# [What is being asked]
Your job is to restate each entry word for word.

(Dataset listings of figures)
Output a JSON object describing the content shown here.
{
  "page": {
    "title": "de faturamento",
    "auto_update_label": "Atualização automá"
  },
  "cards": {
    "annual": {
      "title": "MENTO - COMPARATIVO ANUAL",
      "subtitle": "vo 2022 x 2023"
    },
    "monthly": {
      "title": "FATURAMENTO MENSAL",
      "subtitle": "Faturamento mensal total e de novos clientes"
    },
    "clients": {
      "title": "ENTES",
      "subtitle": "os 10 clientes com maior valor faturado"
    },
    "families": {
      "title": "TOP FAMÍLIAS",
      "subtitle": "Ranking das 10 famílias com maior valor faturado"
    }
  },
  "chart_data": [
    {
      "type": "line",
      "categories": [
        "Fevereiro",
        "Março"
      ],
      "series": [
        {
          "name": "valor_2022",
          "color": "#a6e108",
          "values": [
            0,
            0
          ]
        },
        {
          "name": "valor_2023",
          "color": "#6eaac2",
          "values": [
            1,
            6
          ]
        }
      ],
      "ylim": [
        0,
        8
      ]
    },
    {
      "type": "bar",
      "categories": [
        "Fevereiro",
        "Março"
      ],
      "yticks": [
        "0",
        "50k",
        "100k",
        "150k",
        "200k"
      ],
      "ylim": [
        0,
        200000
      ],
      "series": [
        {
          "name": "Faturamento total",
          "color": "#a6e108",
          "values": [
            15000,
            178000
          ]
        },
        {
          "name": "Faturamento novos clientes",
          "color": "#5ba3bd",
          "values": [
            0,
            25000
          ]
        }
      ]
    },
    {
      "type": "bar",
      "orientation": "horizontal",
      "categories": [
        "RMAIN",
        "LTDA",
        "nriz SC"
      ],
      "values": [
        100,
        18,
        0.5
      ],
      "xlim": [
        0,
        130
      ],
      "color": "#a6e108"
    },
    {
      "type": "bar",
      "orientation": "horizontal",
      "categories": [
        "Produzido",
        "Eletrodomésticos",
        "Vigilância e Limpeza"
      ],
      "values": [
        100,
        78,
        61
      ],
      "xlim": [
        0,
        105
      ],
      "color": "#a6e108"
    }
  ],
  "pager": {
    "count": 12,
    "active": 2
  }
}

# [Final result]
Output a JSON object describing the content shown here.
{
  "page": {
    "title": "de faturamento",
    "auto_update_label": "Atualização automá"
  },
  "cards": {
    "annual": {
      "title": "MENTO - COMPARATIVO ANUAL",
      "subtitle": "vo 2022 x 2023"
    },
    "monthly": {
      "title": "FATURAMENTO MENSAL",
      "subtitle": "Faturamento mensal total e de novos clientes"
    },
    "clients": {
      "title": "ENTES",
      "subtitle": "os 10 clientes com maior valor faturado"
    },
    "families": {
      "title": "TOP FAMÍLIAS",
      "subtitle": "Ranking das 10 famílias com maior valor faturado"
    }
  },
  "chart_data": [
    {
      "type": "line",
      "categories": [
        "Fevereiro",
        "Março"
      ],
      "series": [
        {
          "name": "valor_2022",
          "color": "#a6e108",
          "values": [
            0,
            0
          ]
        },
        {
          "name": "valor_2023",
          "color": "#6eaac2",
          "values": [
            1,
            6
          ]
        }
      ],
      "ylim": [
        0,
        8
      ]
    },
    {
      "type": "bar",
      "categories": [
        "Fevereiro",
        "Março"
      ],
      "yticks": [
        "0",
        "50k",
        "100k",
        "150k",
        "200k"
      ],
      "ylim": [
        0,
        200000
      ],
      "series": [
        {
          "name": "Faturamento total",
          "color": "#a6e108",
          "values": [
            15000,
            178000
          ]
        },
        {
          "name": "Faturamento novos clientes",
          "color": "#5ba3bd",
          "values": [
            0,
            25000
          ]
        }
      ]
    },
    {
      "type": "bar",
      "orientation": "horizontal",
      "categories": [
        "RMAIN",
        "LTDA",
        "nriz SC"
      ],
      "values": [
        100,
        18,
        0.5
      ],
      "xlim": [
        0,
        130
      ],
      "color": "#a6e108"
    },
    {
      "type": "bar",
      "orientation": "horizontal",
      "categories": [
        "Produzido",
        "Eletrodomésticos",
        "Vigilância e Limpeza"
      ],
      "values": [
        100,
        78,
        61
      ],
      "xlim": [
        0,
        105
      ],
      "color": "#a6e108"
    }
  ],
  "pager": {
    "count": 12,
    "active": 2
  }
}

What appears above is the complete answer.